About this task: Please state how many lines of the data contain "NUEVOS". The number by itself is enough.

START Exercise input

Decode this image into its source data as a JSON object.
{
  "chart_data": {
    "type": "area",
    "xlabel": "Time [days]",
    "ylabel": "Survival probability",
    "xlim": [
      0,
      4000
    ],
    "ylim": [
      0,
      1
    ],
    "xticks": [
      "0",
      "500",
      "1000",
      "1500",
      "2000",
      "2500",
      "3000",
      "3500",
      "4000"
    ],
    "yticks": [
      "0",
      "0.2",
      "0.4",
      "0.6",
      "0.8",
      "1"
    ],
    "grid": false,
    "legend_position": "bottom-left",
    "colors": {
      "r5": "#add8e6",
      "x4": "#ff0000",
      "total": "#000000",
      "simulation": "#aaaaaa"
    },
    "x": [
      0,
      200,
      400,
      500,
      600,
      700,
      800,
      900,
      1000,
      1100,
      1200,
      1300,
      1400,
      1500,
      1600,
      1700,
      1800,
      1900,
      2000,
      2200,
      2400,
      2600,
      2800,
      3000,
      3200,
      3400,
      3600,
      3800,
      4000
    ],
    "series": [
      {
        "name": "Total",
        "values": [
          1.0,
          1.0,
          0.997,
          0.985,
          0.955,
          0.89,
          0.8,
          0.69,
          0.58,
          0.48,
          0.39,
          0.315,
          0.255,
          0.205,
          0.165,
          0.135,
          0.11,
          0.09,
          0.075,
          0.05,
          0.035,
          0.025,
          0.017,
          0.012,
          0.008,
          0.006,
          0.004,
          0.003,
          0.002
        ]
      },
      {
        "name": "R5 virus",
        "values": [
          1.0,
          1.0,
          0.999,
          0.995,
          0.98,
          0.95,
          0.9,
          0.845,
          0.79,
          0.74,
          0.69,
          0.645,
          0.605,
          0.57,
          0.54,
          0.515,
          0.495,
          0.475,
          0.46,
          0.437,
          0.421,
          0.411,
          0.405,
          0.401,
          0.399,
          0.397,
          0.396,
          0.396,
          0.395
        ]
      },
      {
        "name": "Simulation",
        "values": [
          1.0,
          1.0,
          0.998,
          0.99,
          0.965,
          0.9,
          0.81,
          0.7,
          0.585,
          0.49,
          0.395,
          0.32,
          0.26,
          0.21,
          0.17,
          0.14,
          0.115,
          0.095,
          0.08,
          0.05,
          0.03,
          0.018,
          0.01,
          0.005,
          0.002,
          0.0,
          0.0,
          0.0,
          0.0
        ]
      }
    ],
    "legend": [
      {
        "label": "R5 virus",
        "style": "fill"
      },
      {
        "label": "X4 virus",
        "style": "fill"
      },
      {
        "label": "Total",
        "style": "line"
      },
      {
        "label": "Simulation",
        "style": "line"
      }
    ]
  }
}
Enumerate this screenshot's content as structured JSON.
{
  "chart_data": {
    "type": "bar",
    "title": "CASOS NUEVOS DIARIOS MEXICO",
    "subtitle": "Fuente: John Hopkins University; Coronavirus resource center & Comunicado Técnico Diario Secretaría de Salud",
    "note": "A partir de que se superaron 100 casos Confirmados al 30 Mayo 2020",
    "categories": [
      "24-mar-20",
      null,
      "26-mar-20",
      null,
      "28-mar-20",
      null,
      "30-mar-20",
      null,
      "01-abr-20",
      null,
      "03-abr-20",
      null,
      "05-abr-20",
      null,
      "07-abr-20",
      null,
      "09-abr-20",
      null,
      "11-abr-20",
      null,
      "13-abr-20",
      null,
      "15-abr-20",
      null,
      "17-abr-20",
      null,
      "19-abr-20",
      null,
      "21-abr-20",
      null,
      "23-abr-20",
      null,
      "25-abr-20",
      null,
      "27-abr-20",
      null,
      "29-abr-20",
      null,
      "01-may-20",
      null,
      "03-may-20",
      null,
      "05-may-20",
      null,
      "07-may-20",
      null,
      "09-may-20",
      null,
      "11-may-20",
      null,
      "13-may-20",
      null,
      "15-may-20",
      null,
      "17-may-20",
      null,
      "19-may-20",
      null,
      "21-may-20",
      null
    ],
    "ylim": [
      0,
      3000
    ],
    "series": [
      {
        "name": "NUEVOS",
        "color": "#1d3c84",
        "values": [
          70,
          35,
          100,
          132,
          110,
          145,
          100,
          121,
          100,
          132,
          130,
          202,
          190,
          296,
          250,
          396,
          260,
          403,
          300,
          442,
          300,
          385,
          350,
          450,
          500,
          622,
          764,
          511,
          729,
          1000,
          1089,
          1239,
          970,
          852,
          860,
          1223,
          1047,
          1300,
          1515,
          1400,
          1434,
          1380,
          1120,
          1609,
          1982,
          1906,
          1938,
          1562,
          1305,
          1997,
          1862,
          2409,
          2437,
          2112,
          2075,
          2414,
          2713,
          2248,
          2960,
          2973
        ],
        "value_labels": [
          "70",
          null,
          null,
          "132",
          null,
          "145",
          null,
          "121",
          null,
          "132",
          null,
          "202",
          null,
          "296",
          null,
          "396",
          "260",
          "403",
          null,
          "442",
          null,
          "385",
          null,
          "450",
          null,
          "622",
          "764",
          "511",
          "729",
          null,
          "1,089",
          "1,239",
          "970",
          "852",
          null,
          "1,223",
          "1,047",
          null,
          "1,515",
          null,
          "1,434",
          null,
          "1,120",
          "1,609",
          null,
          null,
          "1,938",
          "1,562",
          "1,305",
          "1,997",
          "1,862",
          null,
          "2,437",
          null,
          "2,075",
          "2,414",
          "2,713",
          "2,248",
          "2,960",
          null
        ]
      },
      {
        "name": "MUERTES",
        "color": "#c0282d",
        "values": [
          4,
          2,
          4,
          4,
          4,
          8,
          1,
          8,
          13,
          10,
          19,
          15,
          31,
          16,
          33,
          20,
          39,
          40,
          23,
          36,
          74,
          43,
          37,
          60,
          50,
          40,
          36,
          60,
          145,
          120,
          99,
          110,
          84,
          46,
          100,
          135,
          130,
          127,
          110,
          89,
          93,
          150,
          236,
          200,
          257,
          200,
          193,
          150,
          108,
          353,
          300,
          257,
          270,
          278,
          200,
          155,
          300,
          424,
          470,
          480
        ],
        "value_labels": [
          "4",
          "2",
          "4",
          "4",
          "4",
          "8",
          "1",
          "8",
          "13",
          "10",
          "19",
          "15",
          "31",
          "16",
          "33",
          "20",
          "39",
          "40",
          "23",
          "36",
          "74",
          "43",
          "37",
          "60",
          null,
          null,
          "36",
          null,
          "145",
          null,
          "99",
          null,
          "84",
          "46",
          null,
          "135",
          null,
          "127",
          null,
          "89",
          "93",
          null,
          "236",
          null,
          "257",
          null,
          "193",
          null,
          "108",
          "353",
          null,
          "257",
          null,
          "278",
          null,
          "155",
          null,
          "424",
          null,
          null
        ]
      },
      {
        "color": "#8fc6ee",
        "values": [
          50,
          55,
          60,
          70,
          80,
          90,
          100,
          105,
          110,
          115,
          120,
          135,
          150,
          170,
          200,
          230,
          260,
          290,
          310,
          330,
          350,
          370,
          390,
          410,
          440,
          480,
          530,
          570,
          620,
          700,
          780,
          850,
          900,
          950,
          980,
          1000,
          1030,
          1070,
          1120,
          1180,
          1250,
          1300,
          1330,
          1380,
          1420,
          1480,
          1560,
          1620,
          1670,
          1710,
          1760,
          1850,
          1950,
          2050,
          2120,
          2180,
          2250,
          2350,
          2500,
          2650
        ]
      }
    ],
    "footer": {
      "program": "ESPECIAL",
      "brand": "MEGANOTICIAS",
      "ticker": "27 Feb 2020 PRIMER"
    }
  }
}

END Exercise input

Solution to the exercise: 2